Objective
Write out the material exactly, without any of its pictures.
===== Data excerpts
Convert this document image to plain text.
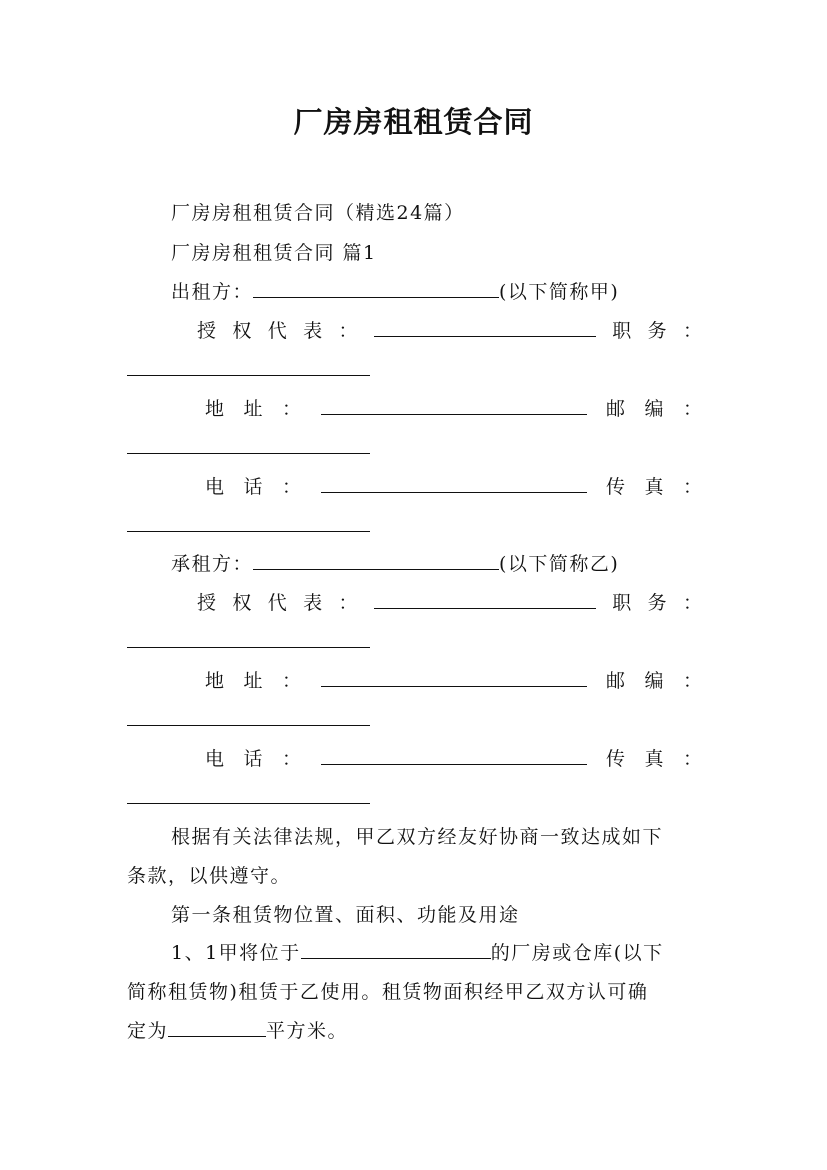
厂房房租租赁合同
厂房房租租赁合同（精选24篇）
厂房房租租赁合同 篇1
出租方：	(以下简称甲)
授 权 代 表 ：	职 务 ：
地 址 ：	邮 编 ：
电 话 ：	传 真 ：
承租方：	(以下简称乙)
授 权 代 表 ：	职 务 ：
地 址 ：	邮 编 ：
电 话 ：	传 真 ：
根据有关法律法规，甲乙双方经友好协商一致达成如下
条款，以供遵守。
第一条租赁物位置、面积、功能及用途
1、1甲将位于	的厂房或仓库(以下
简称租赁物)租赁于乙使用。租赁物面积经甲乙双方认可确
定为	平方米。
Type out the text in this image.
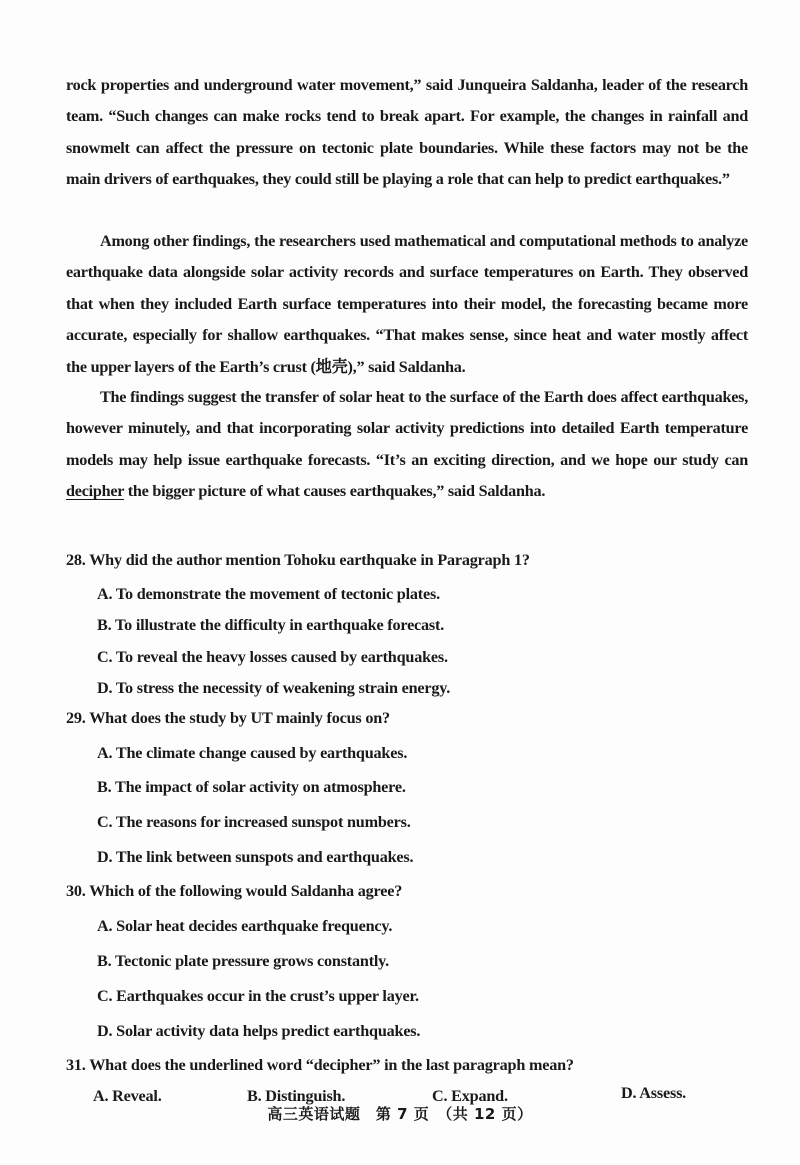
rock properties and underground water movement,” said Junqueira Saldanha, leader of the research team. “Such changes can make rocks tend to break apart. For example, the changes in rainfall and snowmelt can affect the pressure on tectonic plate boundaries. While these factors may not be the main drivers of earthquakes, they could still be playing a role that can help to predict earthquakes.”
Among other findings, the researchers used mathematical and computational methods to analyze earthquake data alongside solar activity records and surface temperatures on Earth. They observed that when they included Earth surface temperatures into their model, the forecasting became more accurate, especially for shallow earthquakes. “That makes sense, since heat and water mostly affect the upper layers of the Earth’s crust (地壳),” said Saldanha.
The findings suggest the transfer of solar heat to the surface of the Earth does affect earthquakes, however minutely, and that incorporating solar activity predictions into detailed Earth temperature models may help issue earthquake forecasts. “It’s an exciting direction, and we hope our study can decipher the bigger picture of what causes earthquakes,” said Saldanha.
28. Why did the author mention Tohoku earthquake in Paragraph 1?
A. To demonstrate the movement of tectonic plates.
B. To illustrate the difficulty in earthquake forecast.
C. To reveal the heavy losses caused by earthquakes.
D. To stress the necessity of weakening strain energy.
29. What does the study by UT mainly focus on?
A. The climate change caused by earthquakes.
B. The impact of solar activity on atmosphere.
C. The reasons for increased sunspot numbers.
D. The link between sunspots and earthquakes.
30. Which of the following would Saldanha agree?
A. Solar heat decides earthquake frequency.
B. Tectonic plate pressure grows constantly.
C. Earthquakes occur in the crust’s upper layer.
D. Solar activity data helps predict earthquakes.
31. What does the underlined word “decipher” in the last paragraph mean?
A. Reveal.	B. Distinguish.	C. Expand.	D. Assess.
高三英语试题　第 7 页　（共 12 页）
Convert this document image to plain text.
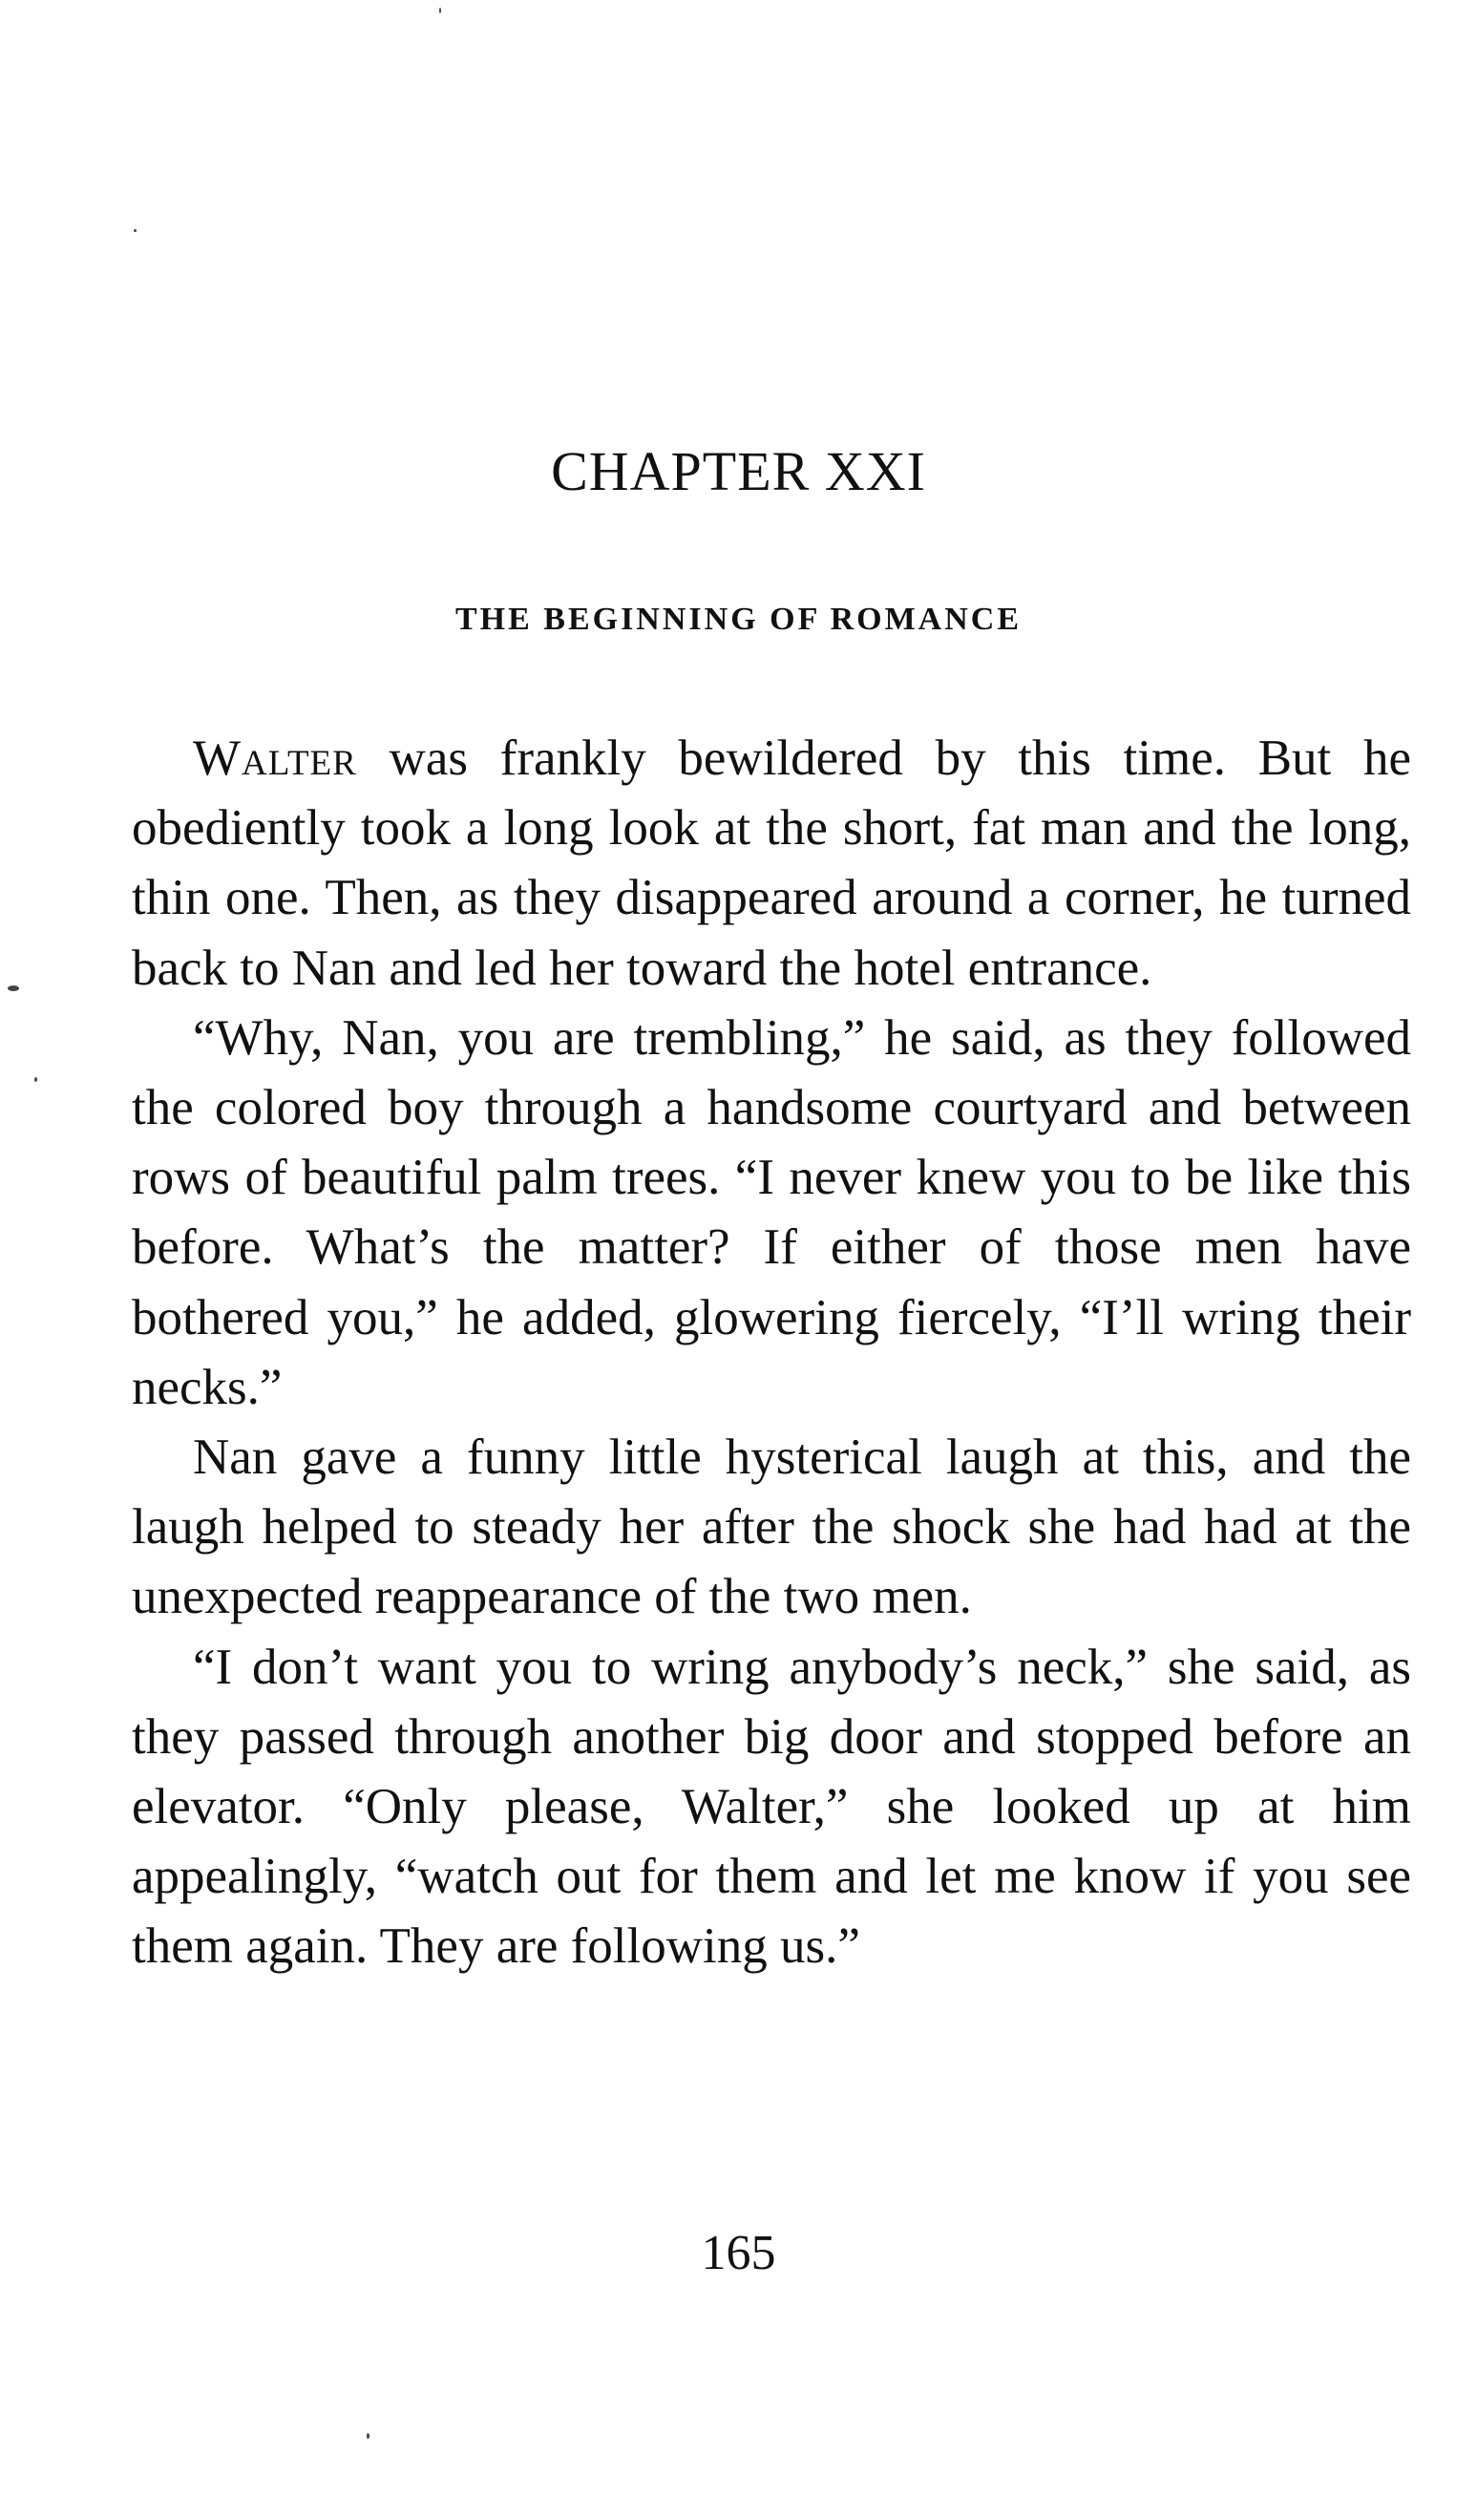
CHAPTER XXI
THE BEGINNING OF ROMANCE

Walter was frankly bewildered by this time. But he obediently took a long look at the short, fat man and the long, thin one. Then, as they disappeared around a corner, he turned back to Nan and led her toward the hotel entrance.

“Why, Nan, you are trembling,” he said, as they followed the colored boy through a handsome courtyard and between rows of beautiful palm trees. “I never knew you to be like this before. What’s the matter? If either of those men have bothered you,” he added, glowering fiercely, “I’ll wring their necks.”

Nan gave a funny little hysterical laugh at this, and the laugh helped to steady her after the shock she had had at the unexpected reappearance of the two men.

“I don’t want you to wring anybody’s neck,” she said, as they passed through another big door and stopped before an elevator. “Only please, Walter,” she looked up at him appealingly, “watch out for them and let me know if you see them again. They are following us.”

165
==========
Solution to the problem
Convert this document image to plain text.
厂房房租租赁合同
厂房房租租赁合同（精选24篇）
厂房房租租赁合同 篇1
出租方：	(以下简称甲)
授 权 代 表 ：	职 务 ：
地 址 ：	邮 编 ：
电 话 ：	传 真 ：
承租方：	(以下简称乙)
授 权 代 表 ：	职 务 ：
地 址 ：	邮 编 ：
电 话 ：	传 真 ：
根据有关法律法规，甲乙双方经友好协商一致达成如下
条款，以供遵守。
第一条租赁物位置、面积、功能及用途
1、1甲将位于	的厂房或仓库(以下
简称租赁物)租赁于乙使用。租赁物面积经甲乙双方认可确
定为	平方米。
Type out the text in this image.
rock properties and underground water movement,” said Junqueira Saldanha, leader of the research team. “Such changes can make rocks tend to break apart. For example, the changes in rainfall and snowmelt can affect the pressure on tectonic plate boundaries. While these factors may not be the main drivers of earthquakes, they could still be playing a role that can help to predict earthquakes.”
Among other findings, the researchers used mathematical and computational methods to analyze earthquake data alongside solar activity records and surface temperatures on Earth. They observed that when they included Earth surface temperatures into their model, the forecasting became more accurate, especially for shallow earthquakes. “That makes sense, since heat and water mostly affect the upper layers of the Earth’s crust (地壳),” said Saldanha.
The findings suggest the transfer of solar heat to the surface of the Earth does affect earthquakes, however minutely, and that incorporating solar activity predictions into detailed Earth temperature models may help issue earthquake forecasts. “It’s an exciting direction, and we hope our study can decipher the bigger picture of what causes earthquakes,” said Saldanha.
28. Why did the author mention Tohoku earthquake in Paragraph 1?
A. To demonstrate the movement of tectonic plates.
B. To illustrate the difficulty in earthquake forecast.
C. To reveal the heavy losses caused by earthquakes.
D. To stress the necessity of weakening strain energy.
29. What does the study by UT mainly focus on?
A. The climate change caused by earthquakes.
B. The impact of solar activity on atmosphere.
C. The reasons for increased sunspot numbers.
D. The link between sunspots and earthquakes.
30. Which of the following would Saldanha agree?
A. Solar heat decides earthquake frequency.
B. Tectonic plate pressure grows constantly.
C. Earthquakes occur in the crust’s upper layer.
D. Solar activity data helps predict earthquakes.
31. What does the underlined word “decipher” in the last paragraph mean?
A. Reveal.	B. Distinguish.	C. Expand.	D. Assess.
高三英语试题　第 7 页　（共 12 页）
Convert this document image to plain text.
CHAPTER XXI
THE BEGINNING OF ROMANCE

Walter was frankly bewildered by this time. But he obediently took a long look at the short, fat man and the long, thin one. Then, as they disappeared around a corner, he turned back to Nan and led her toward the hotel entrance.

“Why, Nan, you are trembling,” he said, as they followed the colored boy through a handsome courtyard and between rows of beautiful palm trees. “I never knew you to be like this before. What’s the matter? If either of those men have bothered you,” he added, glowering fiercely, “I’ll wring their necks.”

Nan gave a funny little hysterical laugh at this, and the laugh helped to steady her after the shock she had had at the unexpected reappearance of the two men.

“I don’t want you to wring anybody’s neck,” she said, as they passed through another big door and stopped before an elevator. “Only please, Walter,” she looked up at him appealingly, “watch out for them and let me know if you see them again. They are following us.”

165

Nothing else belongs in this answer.